◆ **EXERCISE**: Using the records that follow, copy every line containing the word "номер".

◆ **STORED DATA**:
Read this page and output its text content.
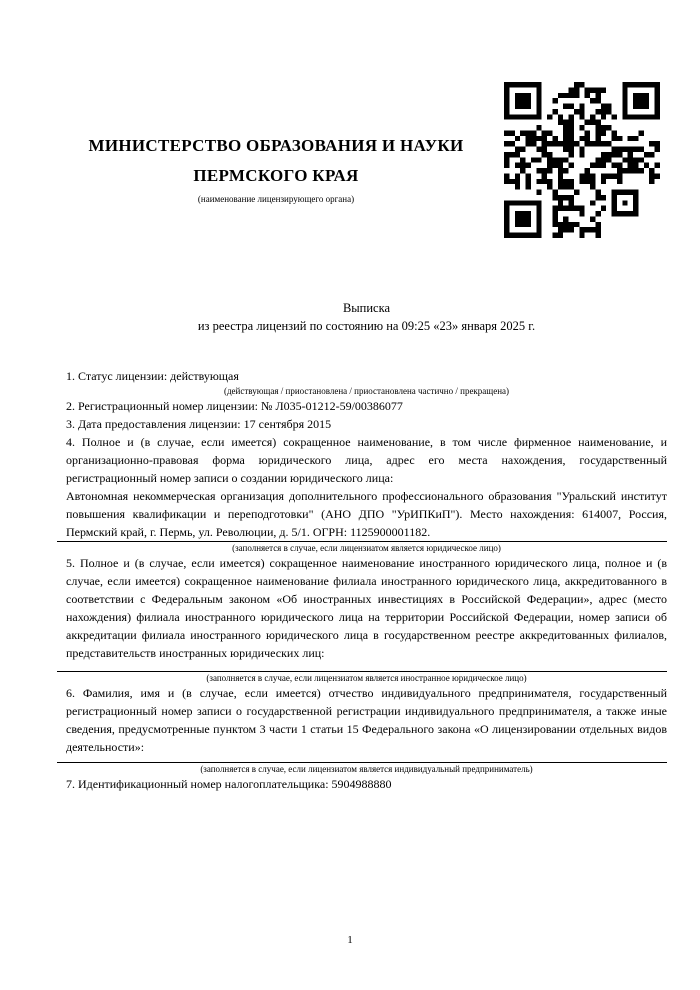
МИНИСТЕРСТВО ОБРАЗОВАНИЯ И НАУКИ
ПЕРМСКОГО КРАЯ
(наименование лицензирующего органа)
Выписка
из реестра лицензий по состоянию на 09:25 «23» января 2025 г.

1. Статус лицензии: действующая

(действующая / приостановлена / приостановлена частично / прекращена)

2. Регистрационный номер лицензии: № Л035-01212-59/00386077

3. Дата предоставления лицензии: 17 сентября 2015

4. Полное и (в случае, если имеется) сокращенное наименование, в том числе фирменное наименование, и организационно-правовая форма юридического лица, адрес его места нахождения, государственный регистрационный номер записи о создании юридического лица:

Автономная некоммерческая организация дополнительного профессионального образования "Уральский институт повышения квалификации и переподготовки" (АНО ДПО "УрИПКиП"). Место нахождения: 614007, Россия, Пермский край, г. Пермь, ул. Революции, д. 5/1. ОГРН: 1125900001182.

(заполняется в случае, если лицензиатом является юридическое лицо)

5. Полное и (в случае, если имеется) сокращенное наименование иностранного юридического лица, полное и (в случае, если имеется) сокращенное наименование филиала иностранного юридического лица, аккредитованного в соответствии с Федеральным законом «Об иностранных инвестициях в Российской Федерации», адрес (место нахождения) филиала иностранного юридического лица на территории Российской Федерации, номер записи об аккредитации филиала иностранного юридического лица в государственном реестре аккредитованных филиалов, представительств иностранных юридических лиц:

(заполняется в случае, если лицензиатом является иностранное юридическое лицо)

6. Фамилия, имя и (в случае, если имеется) отчество индивидуального предпринимателя, государственный регистрационный номер записи о государственной регистрации индивидуального предпринимателя, а также иные сведения, предусмотренные пунктом 3 части 1 статьи 15 Федерального закона «О лицензировании отдельных видов деятельности»:

(заполняется в случае, если лицензиатом является индивидуальный предприниматель)

7. Идентификационный номер налогоплательщика: 5904988880

1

◆ **ANSWER TO THIS EXERCISE**:
2. Регистрационный номер лицензии: № Л035-01212-59/00386077
4. Полное и (в случае, если имеется) сокращенное наименование, в том числе фирменное наименование, и организационно-правовая форма юридического лица, адрес его места нахождения, государственный регистрационный номер записи о создании юридического лица:
5. Полное и (в случае, если имеется) сокращенное наименование иностранного юридического лица, полное и (в случае, если имеется) сокращенное наименование филиала иностранного юридического лица, аккредитованного в соответствии с Федеральным законом «Об иностранных инвестициях в Российской Федерации», адрес (место нахождения) филиала иностранного юридического лица на территории Российской Федерации, номер записи об аккредитации филиала иностранного юридического лица в государственном реестре аккредитованных филиалов, представительств иностранных юридических лиц:
6. Фамилия, имя и (в случае, если имеется) отчество индивидуального предпринимателя, государственный регистрационный номер записи о государственной регистрации индивидуального предпринимателя, а также иные сведения, предусмотренные пунктом 3 части 1 статьи 15 Федерального закона «О лицензировании отдельных видов деятельности»:
7. Идентификационный номер налогоплательщика: 5904988880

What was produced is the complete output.